所给文章:
★ ★ ★

Xhcms全漏洞代码审计及记录

小皮面板安装步骤：
不推荐使用小皮面板，因为后续漏洞需要使用 PHP 5.2.17，而小皮面板无法安装该版本。

1. 下载 Xhcms，并解压到 PHPStudy 的 web 路径下。 下载链接：https://www.lanzoux.com/izeFjfxbxah
2. 在小皮面板中创建网站并添加数据库。
3. 访问 www.xhcms.com/install 进行安装。

PHPStudy 2018 安装步骤：
下载 Xhcms，解压到 PHPStudy 的 web 路径下。访问站点的 install 目录，例如：http://127.0.0.1/www.xhcms.com/install/

0x02 代码审计

使用 Seay 代码审计系统： 新建项目，选择 Xhcms 源码，选择自动审计，点击开始。

2.1 文件包含

/index.php 和 /admin/index.php

代码分析：

• 单一入口模式，所有页面都通过 index.php 访问。

★ ★ ★

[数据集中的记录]
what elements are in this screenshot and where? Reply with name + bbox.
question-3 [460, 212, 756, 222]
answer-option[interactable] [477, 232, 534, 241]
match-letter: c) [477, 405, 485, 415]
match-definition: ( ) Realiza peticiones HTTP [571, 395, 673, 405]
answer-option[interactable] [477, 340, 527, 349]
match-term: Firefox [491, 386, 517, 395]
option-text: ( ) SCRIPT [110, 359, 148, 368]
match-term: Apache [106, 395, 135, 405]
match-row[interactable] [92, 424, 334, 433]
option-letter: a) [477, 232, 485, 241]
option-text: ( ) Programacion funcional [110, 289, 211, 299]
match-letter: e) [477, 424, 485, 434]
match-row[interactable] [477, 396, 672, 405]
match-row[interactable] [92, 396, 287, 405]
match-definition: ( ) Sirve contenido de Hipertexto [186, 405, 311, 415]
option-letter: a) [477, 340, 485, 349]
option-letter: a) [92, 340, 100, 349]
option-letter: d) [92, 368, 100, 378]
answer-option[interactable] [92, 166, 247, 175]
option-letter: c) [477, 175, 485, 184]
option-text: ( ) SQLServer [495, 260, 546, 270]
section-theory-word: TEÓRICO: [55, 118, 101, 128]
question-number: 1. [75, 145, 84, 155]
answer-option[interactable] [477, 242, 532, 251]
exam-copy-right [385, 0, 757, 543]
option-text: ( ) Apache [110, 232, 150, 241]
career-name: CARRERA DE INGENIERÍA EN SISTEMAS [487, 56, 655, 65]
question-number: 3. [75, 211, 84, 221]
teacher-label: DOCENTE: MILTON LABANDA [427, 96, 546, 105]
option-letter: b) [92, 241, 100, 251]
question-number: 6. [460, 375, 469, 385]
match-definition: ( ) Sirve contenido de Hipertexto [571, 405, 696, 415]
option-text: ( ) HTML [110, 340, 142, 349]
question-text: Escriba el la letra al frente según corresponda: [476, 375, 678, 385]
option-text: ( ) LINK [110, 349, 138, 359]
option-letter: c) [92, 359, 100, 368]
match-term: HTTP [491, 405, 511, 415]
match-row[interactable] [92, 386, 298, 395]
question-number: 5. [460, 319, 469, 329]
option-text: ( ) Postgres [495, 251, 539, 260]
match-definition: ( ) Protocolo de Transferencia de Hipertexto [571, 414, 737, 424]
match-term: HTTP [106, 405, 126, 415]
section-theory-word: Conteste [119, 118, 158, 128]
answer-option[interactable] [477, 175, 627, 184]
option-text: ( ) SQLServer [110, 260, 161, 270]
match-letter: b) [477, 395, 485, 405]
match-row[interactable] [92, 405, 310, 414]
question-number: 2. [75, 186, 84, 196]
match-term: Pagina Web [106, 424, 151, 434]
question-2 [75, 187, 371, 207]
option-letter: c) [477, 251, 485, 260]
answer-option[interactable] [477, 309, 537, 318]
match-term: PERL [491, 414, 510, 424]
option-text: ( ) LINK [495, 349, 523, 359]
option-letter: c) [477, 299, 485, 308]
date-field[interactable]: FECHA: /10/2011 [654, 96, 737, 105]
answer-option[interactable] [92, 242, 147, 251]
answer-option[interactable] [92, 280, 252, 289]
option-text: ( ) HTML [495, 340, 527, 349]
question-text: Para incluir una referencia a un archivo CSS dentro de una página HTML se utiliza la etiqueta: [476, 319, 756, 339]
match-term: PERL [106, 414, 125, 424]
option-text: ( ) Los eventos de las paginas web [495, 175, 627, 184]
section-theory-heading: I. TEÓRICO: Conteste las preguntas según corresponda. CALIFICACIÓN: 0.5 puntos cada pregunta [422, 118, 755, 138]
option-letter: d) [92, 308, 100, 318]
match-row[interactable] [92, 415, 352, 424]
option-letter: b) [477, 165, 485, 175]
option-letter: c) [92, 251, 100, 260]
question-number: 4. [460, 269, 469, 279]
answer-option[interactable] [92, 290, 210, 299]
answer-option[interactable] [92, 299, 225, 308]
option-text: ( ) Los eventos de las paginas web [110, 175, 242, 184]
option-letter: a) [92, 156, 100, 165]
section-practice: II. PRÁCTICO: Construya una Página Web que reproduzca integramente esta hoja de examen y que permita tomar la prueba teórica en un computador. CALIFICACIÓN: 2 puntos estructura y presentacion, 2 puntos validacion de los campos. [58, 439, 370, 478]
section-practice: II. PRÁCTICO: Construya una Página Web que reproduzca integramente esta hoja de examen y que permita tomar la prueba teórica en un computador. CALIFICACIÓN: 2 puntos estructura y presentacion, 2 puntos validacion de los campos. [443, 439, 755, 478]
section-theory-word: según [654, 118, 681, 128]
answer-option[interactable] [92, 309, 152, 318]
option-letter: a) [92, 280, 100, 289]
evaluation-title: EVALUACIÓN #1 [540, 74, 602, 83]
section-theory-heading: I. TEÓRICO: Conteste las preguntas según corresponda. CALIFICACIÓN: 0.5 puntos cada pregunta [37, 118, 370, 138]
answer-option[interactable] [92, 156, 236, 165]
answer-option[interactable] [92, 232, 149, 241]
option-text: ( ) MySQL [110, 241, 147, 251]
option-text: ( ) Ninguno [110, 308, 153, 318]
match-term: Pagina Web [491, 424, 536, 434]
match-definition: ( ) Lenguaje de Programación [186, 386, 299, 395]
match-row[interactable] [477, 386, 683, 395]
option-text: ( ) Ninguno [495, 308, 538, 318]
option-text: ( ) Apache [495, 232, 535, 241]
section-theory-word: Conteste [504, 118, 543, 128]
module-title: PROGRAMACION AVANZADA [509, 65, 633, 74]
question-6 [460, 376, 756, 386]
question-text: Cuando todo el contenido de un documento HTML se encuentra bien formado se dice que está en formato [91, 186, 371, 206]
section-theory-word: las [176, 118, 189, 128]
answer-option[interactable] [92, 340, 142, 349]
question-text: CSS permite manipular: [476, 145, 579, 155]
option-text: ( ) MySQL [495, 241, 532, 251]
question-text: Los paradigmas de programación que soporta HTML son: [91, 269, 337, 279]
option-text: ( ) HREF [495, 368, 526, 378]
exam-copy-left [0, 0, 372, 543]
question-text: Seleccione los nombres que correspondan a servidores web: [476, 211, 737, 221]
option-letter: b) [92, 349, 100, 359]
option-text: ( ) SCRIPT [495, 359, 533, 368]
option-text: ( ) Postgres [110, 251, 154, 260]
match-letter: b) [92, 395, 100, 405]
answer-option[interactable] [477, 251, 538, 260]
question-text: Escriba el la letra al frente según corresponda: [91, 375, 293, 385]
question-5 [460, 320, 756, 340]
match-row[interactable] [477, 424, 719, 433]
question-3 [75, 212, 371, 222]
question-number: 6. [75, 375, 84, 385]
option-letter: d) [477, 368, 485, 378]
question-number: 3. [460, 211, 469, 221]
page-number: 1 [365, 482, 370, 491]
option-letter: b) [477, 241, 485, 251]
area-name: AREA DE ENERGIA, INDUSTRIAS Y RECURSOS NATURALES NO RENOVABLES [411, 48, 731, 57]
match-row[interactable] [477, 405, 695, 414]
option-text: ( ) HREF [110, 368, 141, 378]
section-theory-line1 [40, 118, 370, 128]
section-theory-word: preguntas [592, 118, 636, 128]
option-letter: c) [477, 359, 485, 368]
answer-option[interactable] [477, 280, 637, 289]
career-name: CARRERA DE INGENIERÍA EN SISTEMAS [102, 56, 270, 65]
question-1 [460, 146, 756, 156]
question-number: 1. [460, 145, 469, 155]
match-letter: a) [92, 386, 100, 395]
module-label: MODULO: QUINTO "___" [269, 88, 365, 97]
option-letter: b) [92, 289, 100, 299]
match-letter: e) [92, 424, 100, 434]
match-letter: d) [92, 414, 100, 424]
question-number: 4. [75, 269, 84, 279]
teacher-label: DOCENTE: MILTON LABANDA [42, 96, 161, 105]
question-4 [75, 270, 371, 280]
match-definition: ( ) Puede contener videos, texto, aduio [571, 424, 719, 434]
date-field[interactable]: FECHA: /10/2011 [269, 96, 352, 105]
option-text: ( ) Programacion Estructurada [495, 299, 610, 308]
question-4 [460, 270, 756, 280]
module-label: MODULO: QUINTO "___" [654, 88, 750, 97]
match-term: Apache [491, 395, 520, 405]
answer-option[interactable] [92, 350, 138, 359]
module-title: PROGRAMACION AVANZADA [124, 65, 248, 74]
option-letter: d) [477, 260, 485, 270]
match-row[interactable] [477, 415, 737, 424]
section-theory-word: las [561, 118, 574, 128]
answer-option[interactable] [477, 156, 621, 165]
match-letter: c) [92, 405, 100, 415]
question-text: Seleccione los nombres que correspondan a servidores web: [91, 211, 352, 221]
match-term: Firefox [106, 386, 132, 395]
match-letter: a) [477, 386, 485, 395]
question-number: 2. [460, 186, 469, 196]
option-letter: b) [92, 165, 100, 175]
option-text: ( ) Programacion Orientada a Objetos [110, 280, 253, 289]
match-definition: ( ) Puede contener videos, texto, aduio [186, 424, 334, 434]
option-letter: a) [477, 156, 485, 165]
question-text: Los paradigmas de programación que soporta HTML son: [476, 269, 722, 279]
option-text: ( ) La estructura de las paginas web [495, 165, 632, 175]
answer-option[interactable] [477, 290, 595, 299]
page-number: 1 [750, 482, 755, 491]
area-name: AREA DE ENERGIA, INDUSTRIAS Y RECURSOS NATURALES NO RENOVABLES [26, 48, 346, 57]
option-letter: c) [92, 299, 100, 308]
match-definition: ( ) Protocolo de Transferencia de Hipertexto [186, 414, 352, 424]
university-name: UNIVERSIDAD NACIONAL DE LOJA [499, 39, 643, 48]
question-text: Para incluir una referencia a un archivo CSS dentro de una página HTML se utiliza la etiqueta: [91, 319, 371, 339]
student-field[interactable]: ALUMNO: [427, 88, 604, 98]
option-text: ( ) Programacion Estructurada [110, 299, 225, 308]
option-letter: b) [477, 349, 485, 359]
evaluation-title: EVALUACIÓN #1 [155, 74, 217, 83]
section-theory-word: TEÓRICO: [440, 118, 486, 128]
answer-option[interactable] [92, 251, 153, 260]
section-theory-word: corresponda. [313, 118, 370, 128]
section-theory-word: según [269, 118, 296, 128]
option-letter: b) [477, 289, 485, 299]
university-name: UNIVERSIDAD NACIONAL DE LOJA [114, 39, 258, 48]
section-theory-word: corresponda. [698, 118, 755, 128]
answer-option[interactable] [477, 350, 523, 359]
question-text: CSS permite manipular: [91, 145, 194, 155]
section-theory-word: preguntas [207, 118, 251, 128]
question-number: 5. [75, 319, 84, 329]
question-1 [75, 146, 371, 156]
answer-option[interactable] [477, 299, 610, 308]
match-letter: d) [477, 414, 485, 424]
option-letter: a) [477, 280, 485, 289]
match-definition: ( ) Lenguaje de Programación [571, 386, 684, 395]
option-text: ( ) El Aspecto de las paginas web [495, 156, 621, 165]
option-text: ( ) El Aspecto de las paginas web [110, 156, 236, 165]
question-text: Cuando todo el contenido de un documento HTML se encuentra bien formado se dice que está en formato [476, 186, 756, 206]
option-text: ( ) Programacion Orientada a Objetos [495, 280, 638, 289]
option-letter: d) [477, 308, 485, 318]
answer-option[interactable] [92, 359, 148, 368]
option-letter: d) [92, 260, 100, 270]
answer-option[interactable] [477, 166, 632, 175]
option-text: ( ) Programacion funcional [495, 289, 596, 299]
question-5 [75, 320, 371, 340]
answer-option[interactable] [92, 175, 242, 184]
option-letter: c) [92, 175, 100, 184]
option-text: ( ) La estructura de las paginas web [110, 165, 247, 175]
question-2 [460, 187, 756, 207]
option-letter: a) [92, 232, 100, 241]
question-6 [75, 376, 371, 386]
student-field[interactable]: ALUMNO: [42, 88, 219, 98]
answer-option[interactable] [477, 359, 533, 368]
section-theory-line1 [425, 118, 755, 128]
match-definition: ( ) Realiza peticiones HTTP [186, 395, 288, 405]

★ ★ ★

任务要求:
- a) 请从 "1. 下载 Xhcms，并解压到" 到 "新建项目，选择 Xhcms 源码，选择自动审计，点击开始。"，把 Xhcms 审计一文中的这一段一字不差地照抄下来。
- b) 根据 Xhcms 审计一文，为什么不推荐使用小皮面板？

各题答案:
- a)
1. 下载 Xhcms，并解压到 PHPStudy 的 web 路径下。 下载链接：https://www.lanzoux.com/izeFjfxbxah
2. 在小皮面板中创建网站并添加数据库。
3. 访问 www.xhcms.com/install 进行安装。

PHPStudy 2018 安装步骤：
下载 Xhcms，解压到 PHPStudy 的 web 路径下。访问站点的 install 目录，例如：http://127.0.0.1/www.xhcms.com/install/

0x02 代码审计

使用 Seay 代码审计系统： 新建项目，选择 Xhcms 源码，选择自动审计，点击开始。

- b) 因为后续漏洞需要使用 PHP 5.2.17，而小皮面板无法安装该版本。